[BEGIN Available records]

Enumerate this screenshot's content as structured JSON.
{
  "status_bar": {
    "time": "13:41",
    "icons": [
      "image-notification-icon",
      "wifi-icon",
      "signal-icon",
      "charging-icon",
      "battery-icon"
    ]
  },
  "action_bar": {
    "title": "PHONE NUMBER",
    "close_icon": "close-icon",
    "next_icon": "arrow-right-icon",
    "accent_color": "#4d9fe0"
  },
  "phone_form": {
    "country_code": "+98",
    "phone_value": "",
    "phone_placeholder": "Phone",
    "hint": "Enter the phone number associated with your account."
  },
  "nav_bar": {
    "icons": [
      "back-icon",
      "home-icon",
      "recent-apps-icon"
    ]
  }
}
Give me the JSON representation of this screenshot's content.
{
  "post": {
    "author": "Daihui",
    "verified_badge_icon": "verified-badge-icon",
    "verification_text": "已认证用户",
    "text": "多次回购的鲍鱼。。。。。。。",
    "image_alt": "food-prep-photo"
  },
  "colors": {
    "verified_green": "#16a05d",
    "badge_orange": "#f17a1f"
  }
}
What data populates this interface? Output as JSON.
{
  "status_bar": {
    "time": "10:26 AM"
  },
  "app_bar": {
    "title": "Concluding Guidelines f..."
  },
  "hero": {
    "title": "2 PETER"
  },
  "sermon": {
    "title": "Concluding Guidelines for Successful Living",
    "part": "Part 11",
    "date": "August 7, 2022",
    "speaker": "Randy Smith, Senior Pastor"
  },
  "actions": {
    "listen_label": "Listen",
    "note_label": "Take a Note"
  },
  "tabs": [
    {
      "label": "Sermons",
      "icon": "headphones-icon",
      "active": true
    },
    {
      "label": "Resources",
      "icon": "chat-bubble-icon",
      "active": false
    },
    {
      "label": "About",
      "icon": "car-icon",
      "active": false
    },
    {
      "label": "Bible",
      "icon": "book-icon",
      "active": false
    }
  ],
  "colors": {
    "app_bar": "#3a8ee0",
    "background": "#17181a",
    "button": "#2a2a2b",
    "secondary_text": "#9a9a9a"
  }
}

[END Available records]

▶ Stated task:
Your task is to reproduce all of the records exactly.

▶ Answer to this exercise:
Enumerate this screenshot's content as structured JSON.
{
  "status_bar": {
    "time": "13:41",
    "icons": [
      "image-notification-icon",
      "wifi-icon",
      "signal-icon",
      "charging-icon",
      "battery-icon"
    ]
  },
  "action_bar": {
    "title": "PHONE NUMBER",
    "close_icon": "close-icon",
    "next_icon": "arrow-right-icon",
    "accent_color": "#4d9fe0"
  },
  "phone_form": {
    "country_code": "+98",
    "phone_value": "",
    "phone_placeholder": "Phone",
    "hint": "Enter the phone number associated with your account."
  },
  "nav_bar": {
    "icons": [
      "back-icon",
      "home-icon",
      "recent-apps-icon"
    ]
  }
}
Give me the JSON representation of this screenshot's content.
{
  "post": {
    "author": "Daihui",
    "verified_badge_icon": "verified-badge-icon",
    "verification_text": "已认证用户",
    "text": "多次回购的鲍鱼。。。。。。。",
    "image_alt": "food-prep-photo"
  },
  "colors": {
    "verified_green": "#16a05d",
    "badge_orange": "#f17a1f"
  }
}
What data populates this interface? Output as JSON.
{
  "status_bar": {
    "time": "10:26 AM"
  },
  "app_bar": {
    "title": "Concluding Guidelines f..."
  },
  "hero": {
    "title": "2 PETER"
  },
  "sermon": {
    "title": "Concluding Guidelines for Successful Living",
    "part": "Part 11",
    "date": "August 7, 2022",
    "speaker": "Randy Smith, Senior Pastor"
  },
  "actions": {
    "listen_label": "Listen",
    "note_label": "Take a Note"
  },
  "tabs": [
    {
      "label": "Sermons",
      "icon": "headphones-icon",
      "active": true
    },
    {
      "label": "Resources",
      "icon": "chat-bubble-icon",
      "active": false
    },
    {
      "label": "About",
      "icon": "car-icon",
      "active": false
    },
    {
      "label": "Bible",
      "icon": "book-icon",
      "active": false
    }
  ],
  "colors": {
    "app_bar": "#3a8ee0",
    "background": "#17181a",
    "button": "#2a2a2b",
    "secondary_text": "#9a9a9a"
  }
}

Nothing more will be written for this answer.